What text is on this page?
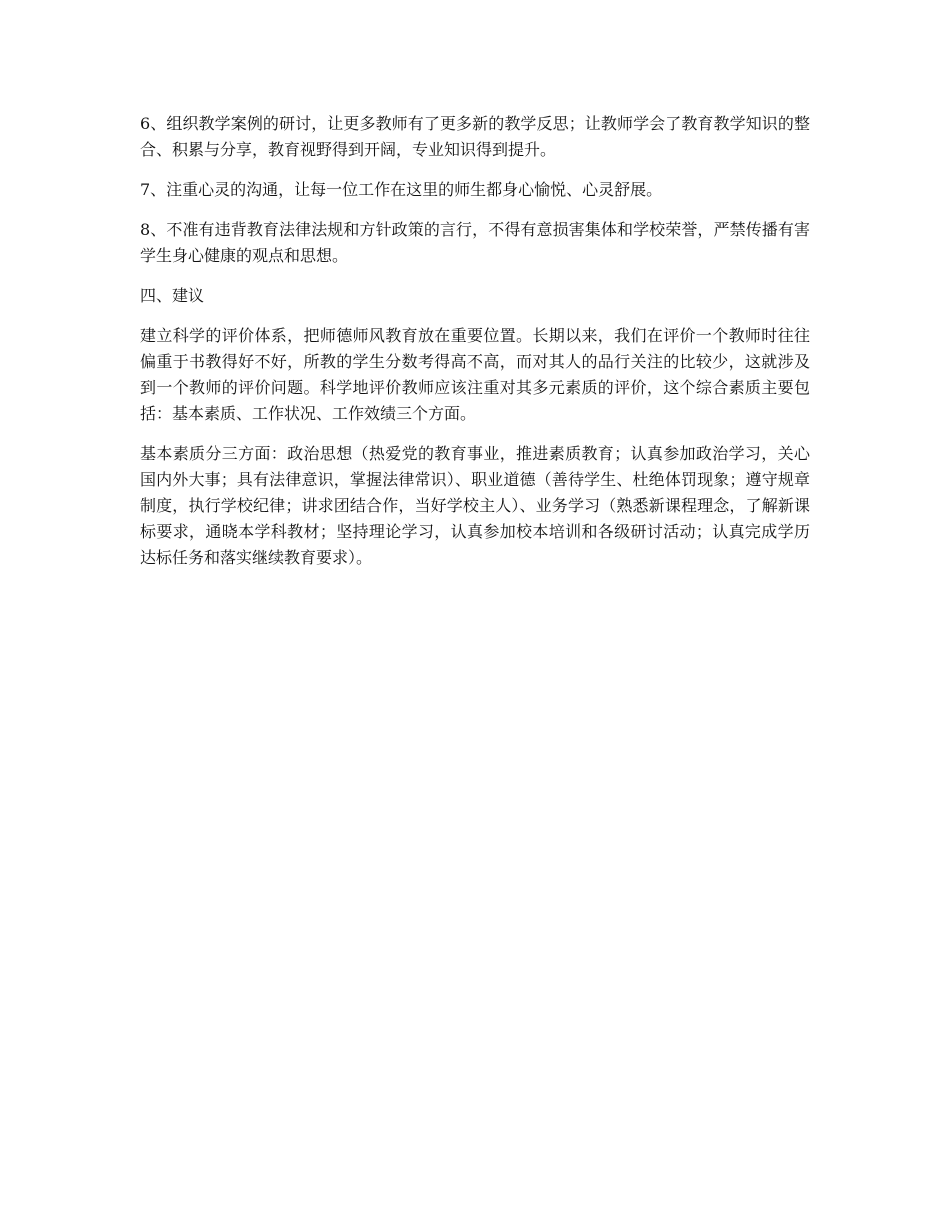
6、组织教学案例的研讨，让更多教师有了更多新的教学反思；让教师学会了教育教学知识的整合、积累与分享，教育视野得到开阔，专业知识得到提升。

7、注重心灵的沟通，让每一位工作在这里的师生都身心愉悦、心灵舒展。

8、不准有违背教育法律法规和方针政策的言行，不得有意损害集体和学校荣誉，严禁传播有害学生身心健康的观点和思想。

四、建议

建立科学的评价体系，把师德师风教育放在重要位置。长期以来，我们在评价一个教师时往往偏重于书教得好不好，所教的学生分数考得高不高，而对其人的品行关注的比较少，这就涉及到一个教师的评价问题。科学地评价教师应该注重对其多元素质的评价，这个综合素质主要包括：基本素质、工作状况、工作效绩三个方面。

基本素质分三方面：政治思想（热爱党的教育事业，推进素质教育；认真参加政治学习，关心国内外大事；具有法律意识，掌握法律常识）、职业道德（善待学生、杜绝体罚现象；遵守规章制度，执行学校纪律；讲求团结合作，当好学校主人）、业务学习（熟悉新课程理念，了解新课标要求，通晓本学科教材；坚持理论学习，认真参加校本培训和各级研讨活动；认真完成学历达标任务和落实继续教育要求）。
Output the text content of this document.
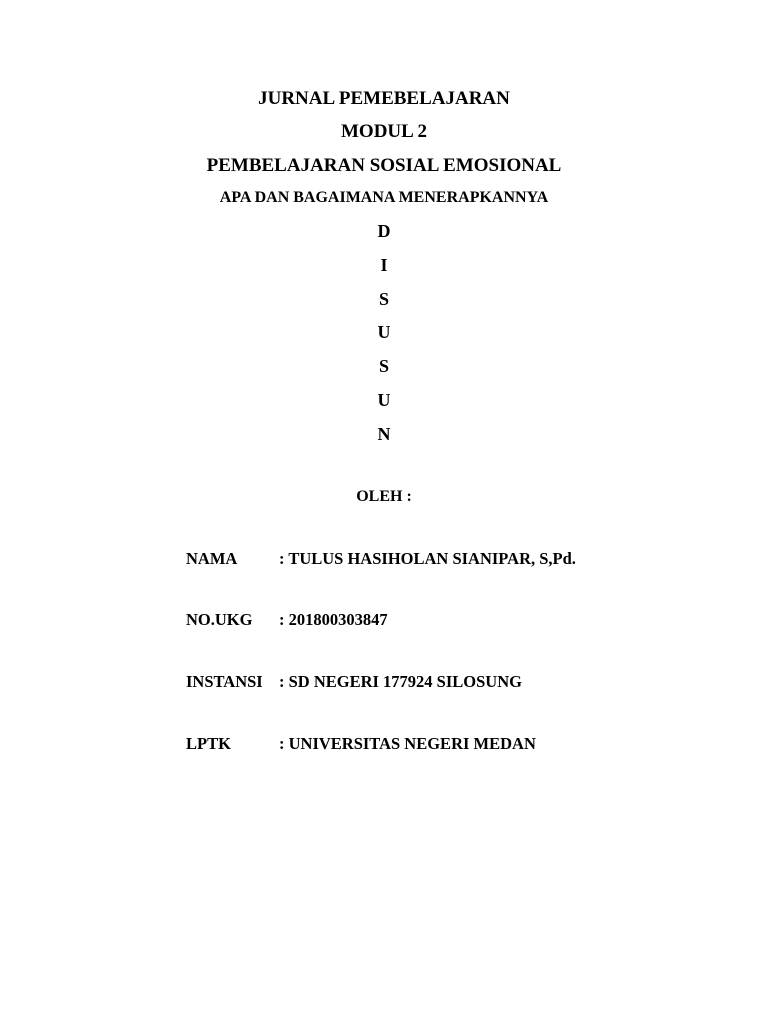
JURNAL PEMEBELAJARAN
MODUL 2
PEMBELAJARAN SOSIAL EMOSIONAL
APA DAN BAGAIMANA MENERAPKANNYA
D
I
S
U
S
U
N
OLEH :
NAMA	: TULUS HASIHOLAN SIANIPAR, S,Pd.
NO.UKG : 201800303847
INSTANSI : SD NEGERI 177924 SILOSUNG
LPTK	: UNIVERSITAS NEGERI MEDAN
-.-.-
• **Required task**
Exclude the pictures. Write out the remaining data exactly.

• **Written answer**
What text is on this page?
6、组织教学案例的研讨，让更多教师有了更多新的教学反思；让教师学会了教育教学知识的整合、积累与分享，教育视野得到开阔，专业知识得到提升。

7、注重心灵的沟通，让每一位工作在这里的师生都身心愉悦、心灵舒展。

8、不准有违背教育法律法规和方针政策的言行，不得有意损害集体和学校荣誉，严禁传播有害学生身心健康的观点和思想。

四、建议

建立科学的评价体系，把师德师风教育放在重要位置。长期以来，我们在评价一个教师时往往偏重于书教得好不好，所教的学生分数考得高不高，而对其人的品行关注的比较少，这就涉及到一个教师的评价问题。科学地评价教师应该注重对其多元素质的评价，这个综合素质主要包括：基本素质、工作状况、工作效绩三个方面。

基本素质分三方面：政治思想（热爱党的教育事业，推进素质教育；认真参加政治学习，关心国内外大事；具有法律意识，掌握法律常识）、职业道德（善待学生、杜绝体罚现象；遵守规章制度，执行学校纪律；讲求团结合作，当好学校主人）、业务学习（熟悉新课程理念，了解新课标要求，通晓本学科教材；坚持理论学习，认真参加校本培训和各级研讨活动；认真完成学历达标任务和落实继续教育要求）。
Output the text content of this document.
JURNAL PEMEBELAJARAN
MODUL 2
PEMBELAJARAN SOSIAL EMOSIONAL
APA DAN BAGAIMANA MENERAPKANNYA
D
I
S
U
S
U
N
OLEH :
NAMA	: TULUS HASIHOLAN SIANIPAR, S,Pd.
NO.UKG : 201800303847
INSTANSI : SD NEGERI 177924 SILOSUNG
LPTK	: UNIVERSITAS NEGERI MEDAN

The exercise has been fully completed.